◆ **INPUT ROWS**:
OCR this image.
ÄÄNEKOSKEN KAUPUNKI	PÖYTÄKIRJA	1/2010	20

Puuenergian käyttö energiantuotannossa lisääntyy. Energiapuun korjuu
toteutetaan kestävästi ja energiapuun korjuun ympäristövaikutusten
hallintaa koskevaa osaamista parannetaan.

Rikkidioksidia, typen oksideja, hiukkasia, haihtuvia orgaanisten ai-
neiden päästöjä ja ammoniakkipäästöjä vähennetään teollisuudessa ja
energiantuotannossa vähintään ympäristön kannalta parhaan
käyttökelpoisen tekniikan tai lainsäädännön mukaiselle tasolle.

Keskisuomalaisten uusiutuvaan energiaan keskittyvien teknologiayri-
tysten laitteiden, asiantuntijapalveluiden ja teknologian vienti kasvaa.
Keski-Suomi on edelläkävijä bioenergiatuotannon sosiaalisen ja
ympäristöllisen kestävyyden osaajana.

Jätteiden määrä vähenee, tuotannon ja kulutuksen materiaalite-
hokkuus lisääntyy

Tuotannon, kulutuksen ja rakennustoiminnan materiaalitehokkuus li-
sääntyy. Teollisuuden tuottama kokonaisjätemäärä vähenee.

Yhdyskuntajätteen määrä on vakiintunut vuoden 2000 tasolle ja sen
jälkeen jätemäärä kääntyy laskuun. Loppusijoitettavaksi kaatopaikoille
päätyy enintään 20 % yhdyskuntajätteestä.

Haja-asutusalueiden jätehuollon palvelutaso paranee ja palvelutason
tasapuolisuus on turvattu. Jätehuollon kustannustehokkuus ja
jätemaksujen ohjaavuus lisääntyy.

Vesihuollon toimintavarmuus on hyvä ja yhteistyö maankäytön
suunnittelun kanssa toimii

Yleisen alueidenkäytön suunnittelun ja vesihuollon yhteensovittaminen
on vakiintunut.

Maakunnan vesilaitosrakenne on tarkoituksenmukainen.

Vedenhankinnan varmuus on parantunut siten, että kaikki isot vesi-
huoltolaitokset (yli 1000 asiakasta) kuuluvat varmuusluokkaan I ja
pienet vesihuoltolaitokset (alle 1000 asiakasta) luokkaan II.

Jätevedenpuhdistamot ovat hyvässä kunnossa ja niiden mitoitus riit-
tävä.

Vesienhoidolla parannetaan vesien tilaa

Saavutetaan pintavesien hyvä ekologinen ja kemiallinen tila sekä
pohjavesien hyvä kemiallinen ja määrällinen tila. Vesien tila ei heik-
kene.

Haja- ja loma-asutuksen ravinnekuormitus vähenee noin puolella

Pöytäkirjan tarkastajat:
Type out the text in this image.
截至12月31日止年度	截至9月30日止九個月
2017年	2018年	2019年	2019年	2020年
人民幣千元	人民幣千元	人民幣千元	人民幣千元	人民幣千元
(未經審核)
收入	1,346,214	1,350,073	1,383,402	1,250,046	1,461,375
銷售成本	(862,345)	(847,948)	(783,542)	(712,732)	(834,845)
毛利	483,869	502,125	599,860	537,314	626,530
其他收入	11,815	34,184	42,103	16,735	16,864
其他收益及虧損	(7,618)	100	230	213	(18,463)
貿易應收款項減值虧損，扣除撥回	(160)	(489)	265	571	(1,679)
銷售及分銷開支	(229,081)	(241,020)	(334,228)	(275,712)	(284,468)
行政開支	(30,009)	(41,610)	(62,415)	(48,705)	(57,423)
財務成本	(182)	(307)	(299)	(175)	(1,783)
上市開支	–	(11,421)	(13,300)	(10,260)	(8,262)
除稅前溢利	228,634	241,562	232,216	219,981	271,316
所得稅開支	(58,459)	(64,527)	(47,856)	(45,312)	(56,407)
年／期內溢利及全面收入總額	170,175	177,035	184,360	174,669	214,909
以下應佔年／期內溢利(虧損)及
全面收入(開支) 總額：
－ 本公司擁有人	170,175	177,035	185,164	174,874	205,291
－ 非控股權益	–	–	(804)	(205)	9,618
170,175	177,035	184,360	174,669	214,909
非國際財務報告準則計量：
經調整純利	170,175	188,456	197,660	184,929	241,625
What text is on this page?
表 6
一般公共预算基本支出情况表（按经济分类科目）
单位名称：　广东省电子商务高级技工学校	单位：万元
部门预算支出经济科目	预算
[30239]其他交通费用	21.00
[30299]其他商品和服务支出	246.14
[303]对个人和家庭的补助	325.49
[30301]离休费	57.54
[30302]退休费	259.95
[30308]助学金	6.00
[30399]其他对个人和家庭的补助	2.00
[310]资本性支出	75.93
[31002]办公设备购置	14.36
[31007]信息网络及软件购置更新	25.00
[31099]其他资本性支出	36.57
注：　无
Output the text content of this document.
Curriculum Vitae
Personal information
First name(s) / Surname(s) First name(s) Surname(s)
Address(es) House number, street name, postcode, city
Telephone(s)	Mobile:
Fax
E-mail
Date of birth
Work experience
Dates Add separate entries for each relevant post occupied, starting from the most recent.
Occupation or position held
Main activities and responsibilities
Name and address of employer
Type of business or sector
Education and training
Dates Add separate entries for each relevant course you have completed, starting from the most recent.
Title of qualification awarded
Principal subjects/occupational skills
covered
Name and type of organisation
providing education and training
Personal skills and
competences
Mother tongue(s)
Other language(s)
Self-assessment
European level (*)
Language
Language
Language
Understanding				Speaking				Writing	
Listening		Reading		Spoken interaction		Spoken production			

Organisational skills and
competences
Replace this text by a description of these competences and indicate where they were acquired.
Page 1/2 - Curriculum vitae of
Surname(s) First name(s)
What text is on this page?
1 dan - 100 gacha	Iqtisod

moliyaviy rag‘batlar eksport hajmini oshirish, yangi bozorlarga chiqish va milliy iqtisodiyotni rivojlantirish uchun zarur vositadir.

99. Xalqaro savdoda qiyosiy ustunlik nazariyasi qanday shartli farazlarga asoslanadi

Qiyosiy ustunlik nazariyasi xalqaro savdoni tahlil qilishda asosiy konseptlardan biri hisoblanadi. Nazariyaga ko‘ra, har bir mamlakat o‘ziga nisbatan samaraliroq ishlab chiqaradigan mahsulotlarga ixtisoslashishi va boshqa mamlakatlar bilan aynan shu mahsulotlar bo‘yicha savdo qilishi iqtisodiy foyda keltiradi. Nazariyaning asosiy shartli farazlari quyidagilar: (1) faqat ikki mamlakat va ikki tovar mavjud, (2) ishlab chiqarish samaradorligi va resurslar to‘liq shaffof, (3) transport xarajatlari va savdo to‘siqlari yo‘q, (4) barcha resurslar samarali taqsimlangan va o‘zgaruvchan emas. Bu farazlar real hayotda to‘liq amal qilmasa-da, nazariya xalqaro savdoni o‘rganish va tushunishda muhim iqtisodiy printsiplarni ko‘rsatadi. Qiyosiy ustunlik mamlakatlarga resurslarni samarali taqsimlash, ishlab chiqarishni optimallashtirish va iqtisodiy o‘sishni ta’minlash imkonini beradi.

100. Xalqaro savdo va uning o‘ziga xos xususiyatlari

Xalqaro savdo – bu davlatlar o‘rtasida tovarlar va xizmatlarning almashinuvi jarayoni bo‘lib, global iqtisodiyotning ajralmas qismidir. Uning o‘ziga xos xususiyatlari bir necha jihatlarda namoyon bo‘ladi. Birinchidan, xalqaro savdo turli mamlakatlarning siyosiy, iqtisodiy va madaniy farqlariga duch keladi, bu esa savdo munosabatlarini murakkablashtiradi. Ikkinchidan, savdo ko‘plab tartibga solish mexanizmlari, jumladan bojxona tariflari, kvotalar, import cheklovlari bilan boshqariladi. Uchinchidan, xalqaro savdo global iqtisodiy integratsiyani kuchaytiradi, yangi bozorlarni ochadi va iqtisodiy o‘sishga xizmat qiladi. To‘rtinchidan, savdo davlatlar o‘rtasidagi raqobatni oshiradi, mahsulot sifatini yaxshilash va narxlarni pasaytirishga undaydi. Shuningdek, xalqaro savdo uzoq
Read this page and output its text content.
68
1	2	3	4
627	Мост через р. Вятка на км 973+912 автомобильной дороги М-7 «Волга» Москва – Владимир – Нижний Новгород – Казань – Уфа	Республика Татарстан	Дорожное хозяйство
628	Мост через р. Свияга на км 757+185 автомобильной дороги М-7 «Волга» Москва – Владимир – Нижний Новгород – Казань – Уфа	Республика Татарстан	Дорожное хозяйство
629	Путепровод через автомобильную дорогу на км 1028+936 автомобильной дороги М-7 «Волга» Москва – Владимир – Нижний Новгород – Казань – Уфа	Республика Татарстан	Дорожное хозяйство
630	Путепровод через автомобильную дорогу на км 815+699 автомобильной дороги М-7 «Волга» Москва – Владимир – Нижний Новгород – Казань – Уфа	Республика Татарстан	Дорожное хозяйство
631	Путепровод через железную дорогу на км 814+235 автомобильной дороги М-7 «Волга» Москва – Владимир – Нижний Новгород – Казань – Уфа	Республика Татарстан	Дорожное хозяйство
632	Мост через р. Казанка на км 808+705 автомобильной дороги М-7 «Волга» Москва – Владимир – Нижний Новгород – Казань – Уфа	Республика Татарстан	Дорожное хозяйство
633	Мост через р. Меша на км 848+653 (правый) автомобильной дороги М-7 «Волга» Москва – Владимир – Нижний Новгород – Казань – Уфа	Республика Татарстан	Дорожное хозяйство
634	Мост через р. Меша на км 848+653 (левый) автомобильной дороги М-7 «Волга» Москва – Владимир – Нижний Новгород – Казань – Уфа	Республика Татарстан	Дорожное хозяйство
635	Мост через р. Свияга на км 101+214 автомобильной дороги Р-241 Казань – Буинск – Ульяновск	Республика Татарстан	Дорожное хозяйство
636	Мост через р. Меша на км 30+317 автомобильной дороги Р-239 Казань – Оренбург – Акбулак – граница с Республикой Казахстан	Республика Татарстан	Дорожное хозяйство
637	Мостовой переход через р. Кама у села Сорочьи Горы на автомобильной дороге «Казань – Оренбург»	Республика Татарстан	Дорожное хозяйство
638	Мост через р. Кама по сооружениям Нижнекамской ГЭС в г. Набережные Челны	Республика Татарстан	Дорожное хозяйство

◆ **GOAL**:
Repeat the lines from the one containing "Read this page and output its text content." through the end of the listing, exactly and without any other lines; both ends are included.

◆ **ANSWER TO THIS EXERCISE**:
Read this page and output its text content.
68
1	2	3	4
627	Мост через р. Вятка на км 973+912 автомобильной дороги М-7 «Волга» Москва – Владимир – Нижний Новгород – Казань – Уфа	Республика Татарстан	Дорожное хозяйство
628	Мост через р. Свияга на км 757+185 автомобильной дороги М-7 «Волга» Москва – Владимир – Нижний Новгород – Казань – Уфа	Республика Татарстан	Дорожное хозяйство
629	Путепровод через автомобильную дорогу на км 1028+936 автомобильной дороги М-7 «Волга» Москва – Владимир – Нижний Новгород – Казань – Уфа	Республика Татарстан	Дорожное хозяйство
630	Путепровод через автомобильную дорогу на км 815+699 автомобильной дороги М-7 «Волга» Москва – Владимир – Нижний Новгород – Казань – Уфа	Республика Татарстан	Дорожное хозяйство
631	Путепровод через железную дорогу на км 814+235 автомобильной дороги М-7 «Волга» Москва – Владимир – Нижний Новгород – Казань – Уфа	Республика Татарстан	Дорожное хозяйство
632	Мост через р. Казанка на км 808+705 автомобильной дороги М-7 «Волга» Москва – Владимир – Нижний Новгород – Казань – Уфа	Республика Татарстан	Дорожное хозяйство
633	Мост через р. Меша на км 848+653 (правый) автомобильной дороги М-7 «Волга» Москва – Владимир – Нижний Новгород – Казань – Уфа	Республика Татарстан	Дорожное хозяйство
634	Мост через р. Меша на км 848+653 (левый) автомобильной дороги М-7 «Волга» Москва – Владимир – Нижний Новгород – Казань – Уфа	Республика Татарстан	Дорожное хозяйство
635	Мост через р. Свияга на км 101+214 автомобильной дороги Р-241 Казань – Буинск – Ульяновск	Республика Татарстан	Дорожное хозяйство
636	Мост через р. Меша на км 30+317 автомобильной дороги Р-239 Казань – Оренбург – Акбулак – граница с Республикой Казахстан	Республика Татарстан	Дорожное хозяйство
637	Мостовой переход через р. Кама у села Сорочьи Горы на автомобильной дороге «Казань – Оренбург»	Республика Татарстан	Дорожное хозяйство
638	Мост через р. Кама по сооружениям Нижнекамской ГЭС в г. Набережные Челны	Республика Татарстан	Дорожное хозяйство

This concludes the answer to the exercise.